Begin LISTED ENTRIES

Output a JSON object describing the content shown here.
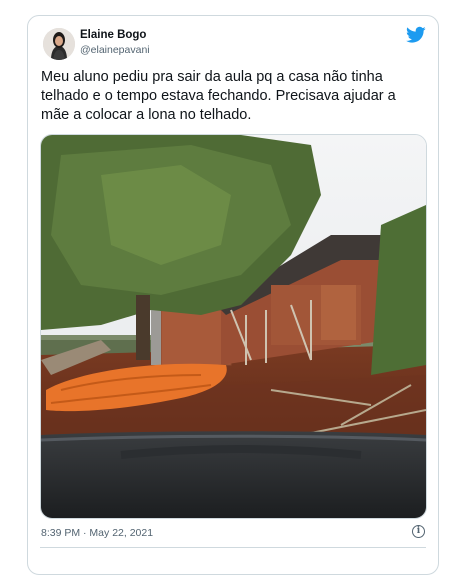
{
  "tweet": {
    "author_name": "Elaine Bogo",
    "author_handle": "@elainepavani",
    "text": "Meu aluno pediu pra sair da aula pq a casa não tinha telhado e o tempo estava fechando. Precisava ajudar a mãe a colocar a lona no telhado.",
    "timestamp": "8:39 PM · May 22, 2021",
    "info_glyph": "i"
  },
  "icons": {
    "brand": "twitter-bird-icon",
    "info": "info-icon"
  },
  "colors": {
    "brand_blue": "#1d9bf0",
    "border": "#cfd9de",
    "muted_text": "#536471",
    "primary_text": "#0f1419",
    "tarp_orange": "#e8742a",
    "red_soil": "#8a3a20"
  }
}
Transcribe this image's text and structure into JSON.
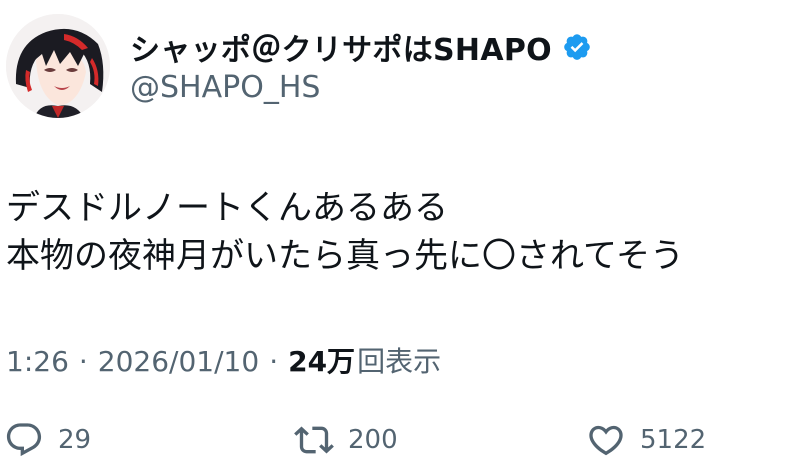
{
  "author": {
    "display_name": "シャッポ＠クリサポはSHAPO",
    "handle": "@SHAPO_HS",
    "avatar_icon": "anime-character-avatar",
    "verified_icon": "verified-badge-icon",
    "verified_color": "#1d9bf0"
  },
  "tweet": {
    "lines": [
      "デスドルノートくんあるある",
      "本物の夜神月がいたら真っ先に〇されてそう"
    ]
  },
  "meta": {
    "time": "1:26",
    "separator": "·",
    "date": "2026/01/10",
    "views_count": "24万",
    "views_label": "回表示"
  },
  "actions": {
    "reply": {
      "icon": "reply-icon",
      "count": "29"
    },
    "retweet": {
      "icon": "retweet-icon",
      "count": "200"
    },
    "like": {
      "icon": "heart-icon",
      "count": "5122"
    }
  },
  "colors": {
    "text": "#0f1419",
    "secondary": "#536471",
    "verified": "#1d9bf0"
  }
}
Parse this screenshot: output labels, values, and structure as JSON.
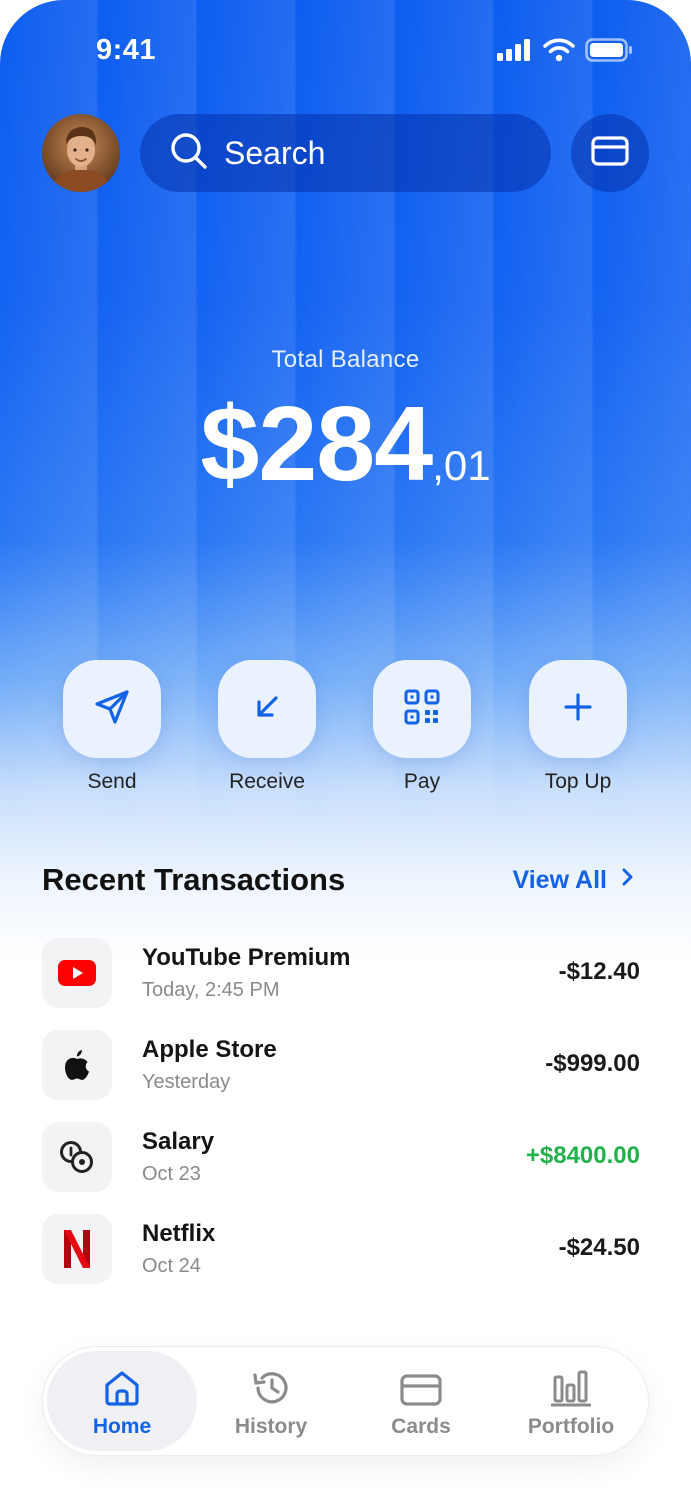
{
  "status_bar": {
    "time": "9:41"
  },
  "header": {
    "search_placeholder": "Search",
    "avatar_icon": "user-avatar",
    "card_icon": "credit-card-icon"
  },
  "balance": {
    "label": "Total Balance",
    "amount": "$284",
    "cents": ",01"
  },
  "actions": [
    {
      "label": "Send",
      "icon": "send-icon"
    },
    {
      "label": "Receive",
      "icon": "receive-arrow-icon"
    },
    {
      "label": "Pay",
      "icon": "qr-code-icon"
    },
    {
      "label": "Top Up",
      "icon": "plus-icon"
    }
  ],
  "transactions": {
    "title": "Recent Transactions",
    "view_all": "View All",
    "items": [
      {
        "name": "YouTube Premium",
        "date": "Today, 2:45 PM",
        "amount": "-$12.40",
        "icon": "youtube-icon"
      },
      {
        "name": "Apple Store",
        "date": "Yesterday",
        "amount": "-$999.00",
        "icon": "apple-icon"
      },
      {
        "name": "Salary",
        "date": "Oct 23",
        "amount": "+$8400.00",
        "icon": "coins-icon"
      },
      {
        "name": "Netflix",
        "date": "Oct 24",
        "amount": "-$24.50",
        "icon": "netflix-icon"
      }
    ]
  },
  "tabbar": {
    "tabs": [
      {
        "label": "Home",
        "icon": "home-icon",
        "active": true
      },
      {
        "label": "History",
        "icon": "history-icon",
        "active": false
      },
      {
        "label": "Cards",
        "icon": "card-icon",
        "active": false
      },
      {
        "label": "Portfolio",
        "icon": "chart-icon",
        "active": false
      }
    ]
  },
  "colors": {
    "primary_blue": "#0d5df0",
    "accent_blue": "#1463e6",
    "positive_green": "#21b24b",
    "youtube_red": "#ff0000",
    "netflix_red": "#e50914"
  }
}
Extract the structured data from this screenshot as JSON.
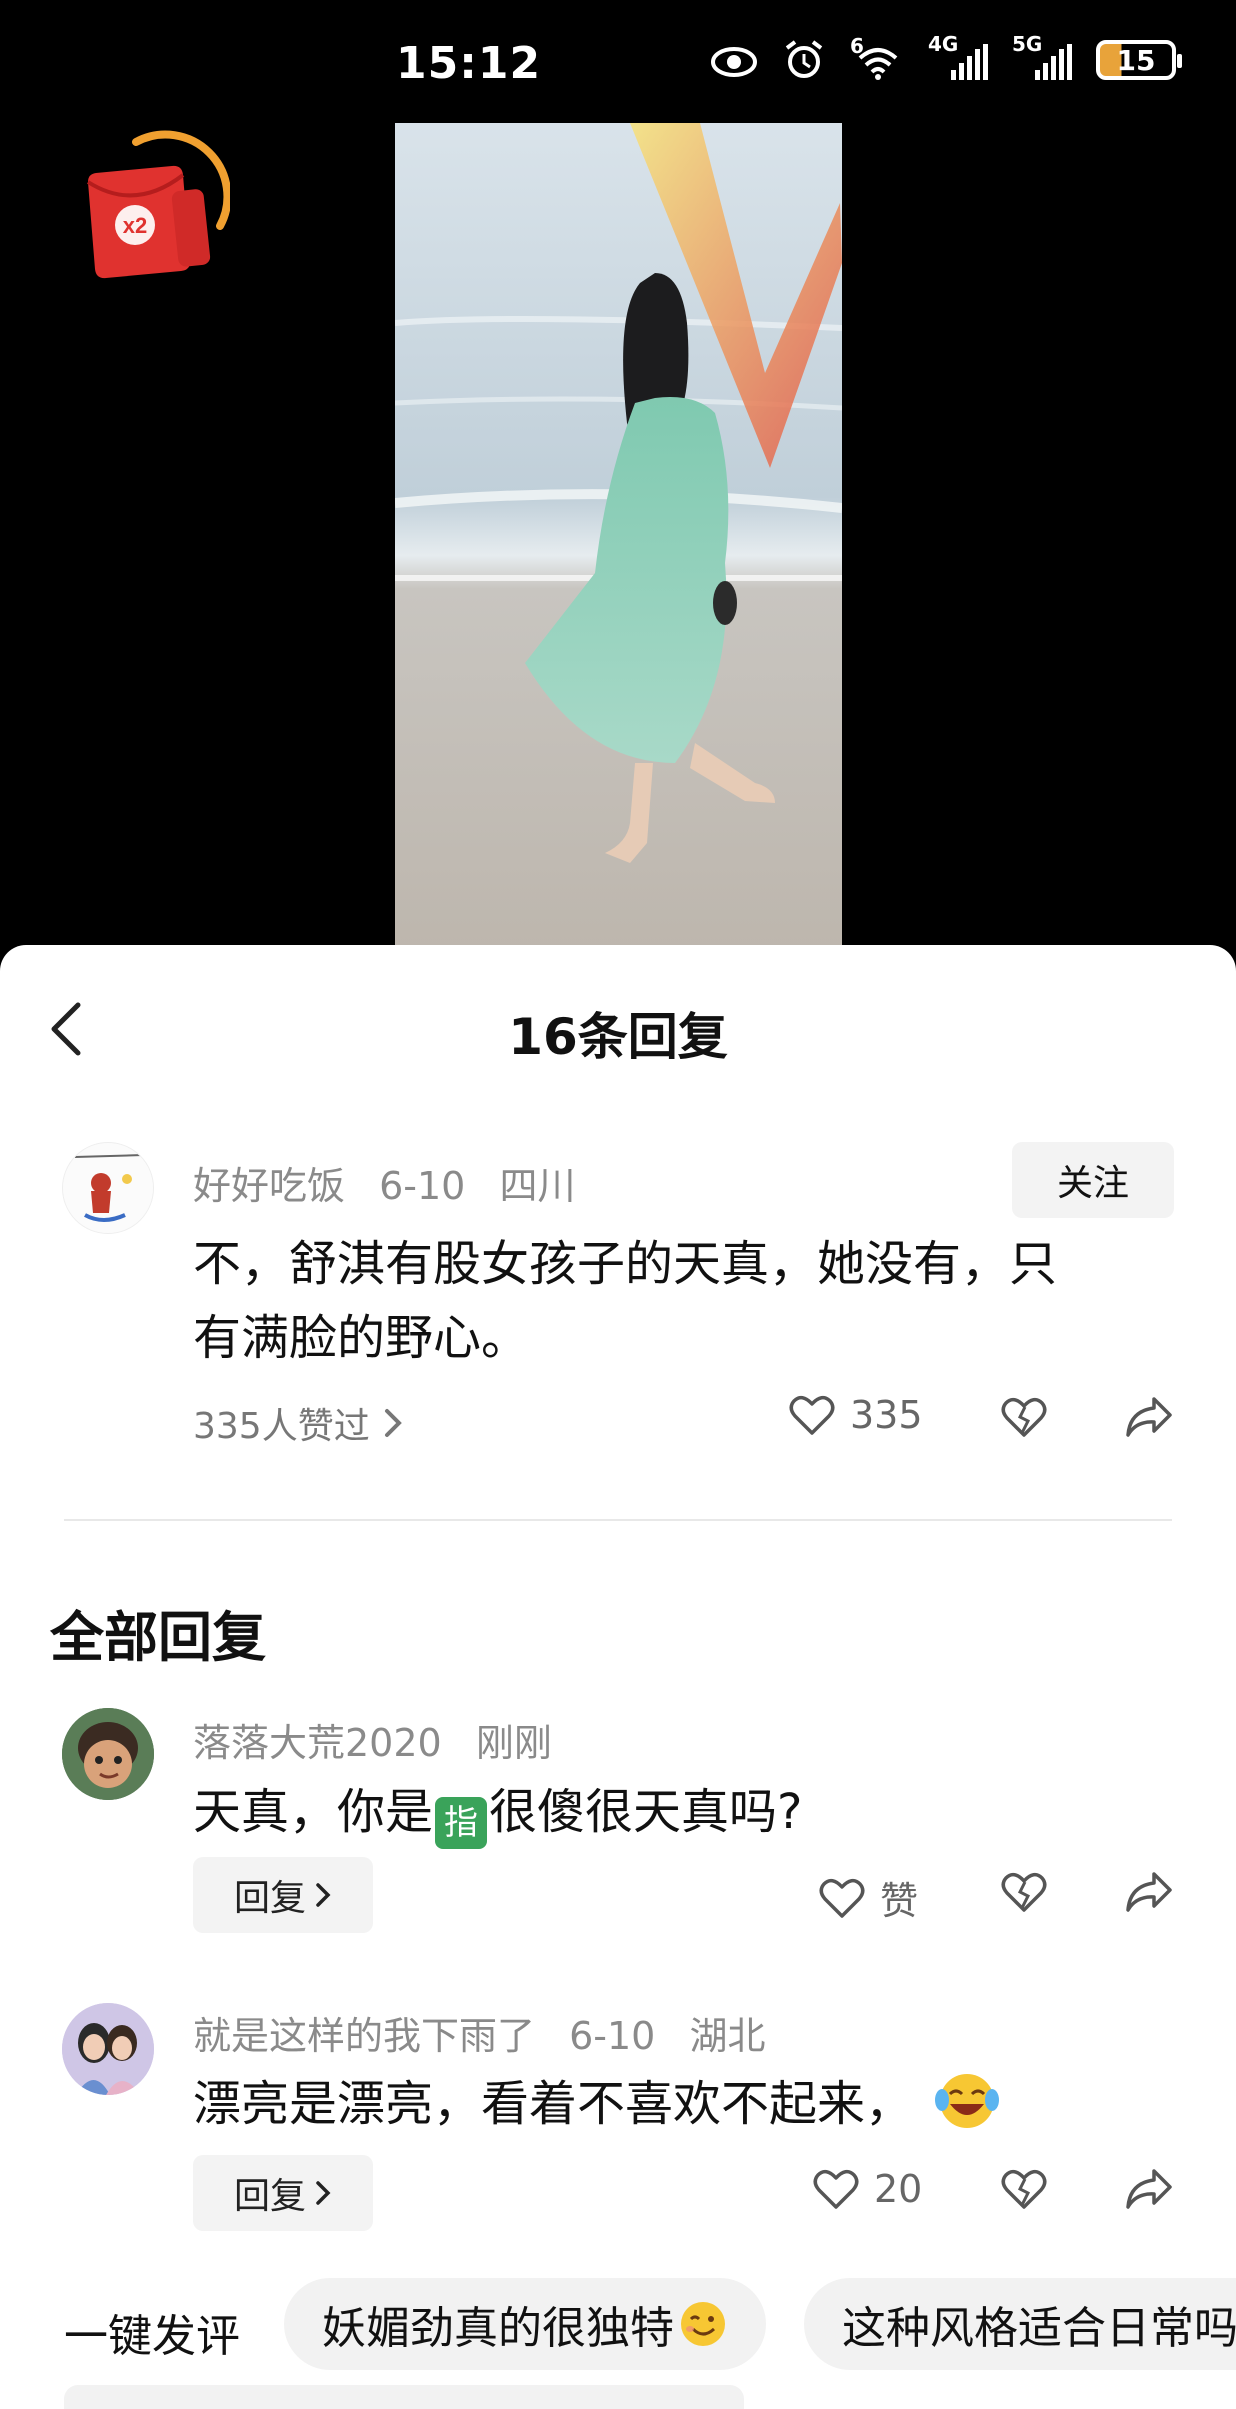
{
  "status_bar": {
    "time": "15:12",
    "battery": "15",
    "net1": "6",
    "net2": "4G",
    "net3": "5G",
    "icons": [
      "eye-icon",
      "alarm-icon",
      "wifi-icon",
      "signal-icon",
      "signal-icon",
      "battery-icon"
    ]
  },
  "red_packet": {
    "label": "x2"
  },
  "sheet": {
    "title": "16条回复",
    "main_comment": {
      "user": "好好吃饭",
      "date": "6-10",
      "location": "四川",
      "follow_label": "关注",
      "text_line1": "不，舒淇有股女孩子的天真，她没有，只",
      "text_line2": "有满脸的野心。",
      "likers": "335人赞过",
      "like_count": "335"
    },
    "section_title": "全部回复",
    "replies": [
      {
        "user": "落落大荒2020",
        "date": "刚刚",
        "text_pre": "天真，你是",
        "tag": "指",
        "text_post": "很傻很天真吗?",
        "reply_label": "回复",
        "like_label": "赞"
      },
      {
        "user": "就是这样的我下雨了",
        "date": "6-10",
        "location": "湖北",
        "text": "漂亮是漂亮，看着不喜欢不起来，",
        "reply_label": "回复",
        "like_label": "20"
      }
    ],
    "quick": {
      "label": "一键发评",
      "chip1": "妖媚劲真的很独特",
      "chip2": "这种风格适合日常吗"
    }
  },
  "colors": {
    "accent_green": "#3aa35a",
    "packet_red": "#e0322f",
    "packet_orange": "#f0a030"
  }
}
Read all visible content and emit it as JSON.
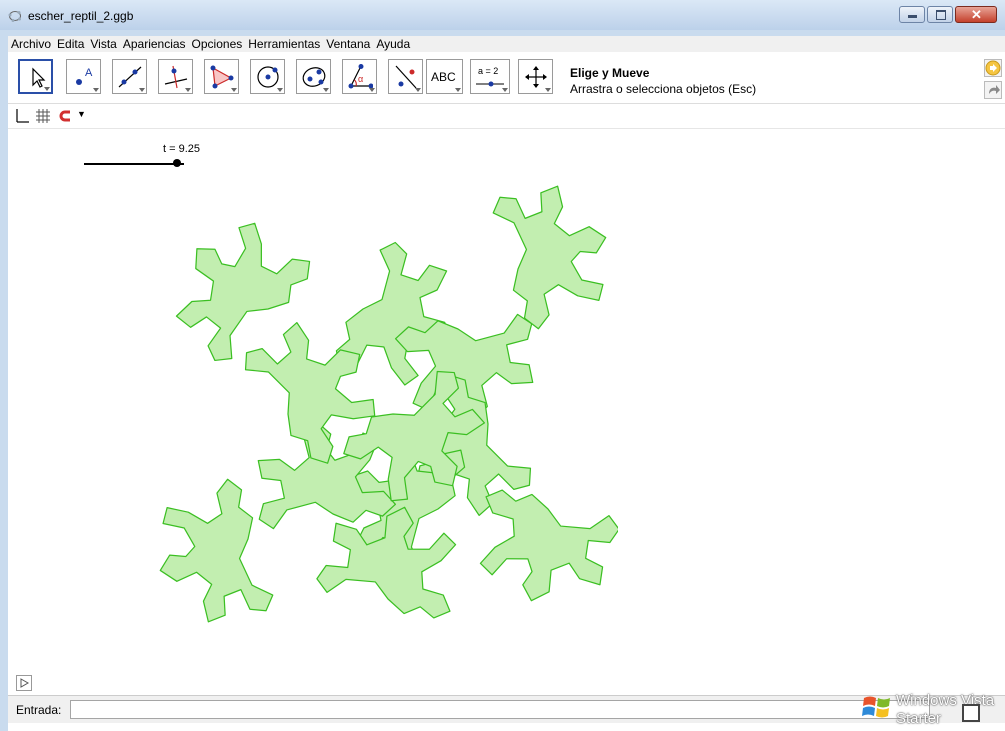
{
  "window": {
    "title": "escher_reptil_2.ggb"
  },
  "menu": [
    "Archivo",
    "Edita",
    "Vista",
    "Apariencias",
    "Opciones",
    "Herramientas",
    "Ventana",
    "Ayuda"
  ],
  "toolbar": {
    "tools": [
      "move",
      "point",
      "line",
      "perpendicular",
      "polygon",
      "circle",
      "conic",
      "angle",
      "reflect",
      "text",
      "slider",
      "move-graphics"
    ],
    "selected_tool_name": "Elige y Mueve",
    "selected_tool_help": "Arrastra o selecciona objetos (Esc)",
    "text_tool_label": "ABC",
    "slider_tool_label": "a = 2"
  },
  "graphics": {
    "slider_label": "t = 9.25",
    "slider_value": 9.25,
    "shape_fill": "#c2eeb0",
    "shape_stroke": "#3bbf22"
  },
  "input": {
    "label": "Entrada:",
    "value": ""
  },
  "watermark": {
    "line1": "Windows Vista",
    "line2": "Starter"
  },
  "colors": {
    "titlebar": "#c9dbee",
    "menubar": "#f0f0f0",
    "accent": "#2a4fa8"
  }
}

End LISTED ENTRIES

WORK REQUIRED
Retype all entries exactly as they appear, dropping the images.

RESULT BELOW
Output a JSON object describing the content shown here.
{
  "tweet": {
    "author_name": "Elaine Bogo",
    "author_handle": "@elainepavani",
    "text": "Meu aluno pediu pra sair da aula pq a casa não tinha telhado e o tempo estava fechando. Precisava ajudar a mãe a colocar a lona no telhado.",
    "timestamp": "8:39 PM · May 22, 2021",
    "info_glyph": "i"
  },
  "icons": {
    "brand": "twitter-bird-icon",
    "info": "info-icon"
  },
  "colors": {
    "brand_blue": "#1d9bf0",
    "border": "#cfd9de",
    "muted_text": "#536471",
    "primary_text": "#0f1419",
    "tarp_orange": "#e8742a",
    "red_soil": "#8a3a20"
  }
}
Transcribe this image's text and structure into JSON.
{
  "author": {
    "display_name": "シャッポ＠クリサポはSHAPO",
    "handle": "@SHAPO_HS",
    "avatar_icon": "anime-character-avatar",
    "verified_icon": "verified-badge-icon",
    "verified_color": "#1d9bf0"
  },
  "tweet": {
    "lines": [
      "デスドルノートくんあるある",
      "本物の夜神月がいたら真っ先に〇されてそう"
    ]
  },
  "meta": {
    "time": "1:26",
    "separator": "·",
    "date": "2026/01/10",
    "views_count": "24万",
    "views_label": "回表示"
  },
  "actions": {
    "reply": {
      "icon": "reply-icon",
      "count": "29"
    },
    "retweet": {
      "icon": "retweet-icon",
      "count": "200"
    },
    "like": {
      "icon": "heart-icon",
      "count": "5122"
    }
  },
  "colors": {
    "text": "#0f1419",
    "secondary": "#536471",
    "verified": "#1d9bf0"
  }
}
Parse this screenshot: output labels, values, and structure as JSON.
{
  "status_bar": {
    "time": "9:41"
  },
  "header": {
    "search_placeholder": "Search",
    "avatar_icon": "user-avatar",
    "card_icon": "credit-card-icon"
  },
  "balance": {
    "label": "Total Balance",
    "amount": "$284",
    "cents": ",01"
  },
  "actions": [
    {
      "label": "Send",
      "icon": "send-icon"
    },
    {
      "label": "Receive",
      "icon": "receive-arrow-icon"
    },
    {
      "label": "Pay",
      "icon": "qr-code-icon"
    },
    {
      "label": "Top Up",
      "icon": "plus-icon"
    }
  ],
  "transactions": {
    "title": "Recent Transactions",
    "view_all": "View All",
    "items": [
      {
        "name": "YouTube Premium",
        "date": "Today, 2:45 PM",
        "amount": "-$12.40",
        "icon": "youtube-icon"
      },
      {
        "name": "Apple Store",
        "date": "Yesterday",
        "amount": "-$999.00",
        "icon": "apple-icon"
      },
      {
        "name": "Salary",
        "date": "Oct 23",
        "amount": "+$8400.00",
        "icon": "coins-icon"
      },
      {
        "name": "Netflix",
        "date": "Oct 24",
        "amount": "-$24.50",
        "icon": "netflix-icon"
      }
    ]
  },
  "tabbar": {
    "tabs": [
      {
        "label": "Home",
        "icon": "home-icon",
        "active": true
      },
      {
        "label": "History",
        "icon": "history-icon",
        "active": false
      },
      {
        "label": "Cards",
        "icon": "card-icon",
        "active": false
      },
      {
        "label": "Portfolio",
        "icon": "chart-icon",
        "active": false
      }
    ]
  },
  "colors": {
    "primary_blue": "#0d5df0",
    "accent_blue": "#1463e6",
    "positive_green": "#21b24b",
    "youtube_red": "#ff0000",
    "netflix_red": "#e50914"
  }
}
Extract the structured data from this screenshot as JSON.
{
  "status_bar": {
    "time": "15:12",
    "battery": "15",
    "net1": "6",
    "net2": "4G",
    "net3": "5G",
    "icons": [
      "eye-icon",
      "alarm-icon",
      "wifi-icon",
      "signal-icon",
      "signal-icon",
      "battery-icon"
    ]
  },
  "red_packet": {
    "label": "x2"
  },
  "sheet": {
    "title": "16条回复",
    "main_comment": {
      "user": "好好吃饭",
      "date": "6-10",
      "location": "四川",
      "follow_label": "关注",
      "text_line1": "不，舒淇有股女孩子的天真，她没有，只",
      "text_line2": "有满脸的野心。",
      "likers": "335人赞过",
      "like_count": "335"
    },
    "section_title": "全部回复",
    "replies": [
      {
        "user": "落落大荒2020",
        "date": "刚刚",
        "text_pre": "天真，你是",
        "tag": "指",
        "text_post": "很傻很天真吗?",
        "reply_label": "回复",
        "like_label": "赞"
      },
      {
        "user": "就是这样的我下雨了",
        "date": "6-10",
        "location": "湖北",
        "text": "漂亮是漂亮，看着不喜欢不起来，",
        "reply_label": "回复",
        "like_label": "20"
      }
    ],
    "quick": {
      "label": "一键发评",
      "chip1": "妖媚劲真的很独特",
      "chip2": "这种风格适合日常吗"
    }
  },
  "colors": {
    "accent_green": "#3aa35a",
    "packet_red": "#e0322f",
    "packet_orange": "#f0a030"
  }
}
Read all visible content and emit it as JSON.
{
  "window": {
    "title": "escher_reptil_2.ggb"
  },
  "menu": [
    "Archivo",
    "Edita",
    "Vista",
    "Apariencias",
    "Opciones",
    "Herramientas",
    "Ventana",
    "Ayuda"
  ],
  "toolbar": {
    "tools": [
      "move",
      "point",
      "line",
      "perpendicular",
      "polygon",
      "circle",
      "conic",
      "angle",
      "reflect",
      "text",
      "slider",
      "move-graphics"
    ],
    "selected_tool_name": "Elige y Mueve",
    "selected_tool_help": "Arrastra o selecciona objetos (Esc)",
    "text_tool_label": "ABC",
    "slider_tool_label": "a = 2"
  },
  "graphics": {
    "slider_label": "t = 9.25",
    "slider_value": 9.25,
    "shape_fill": "#c2eeb0",
    "shape_stroke": "#3bbf22"
  },
  "input": {
    "label": "Entrada:",
    "value": ""
  },
  "watermark": {
    "line1": "Windows Vista",
    "line2": "Starter"
  },
  "colors": {
    "titlebar": "#c9dbee",
    "menubar": "#f0f0f0",
    "accent": "#2a4fa8"
  }
}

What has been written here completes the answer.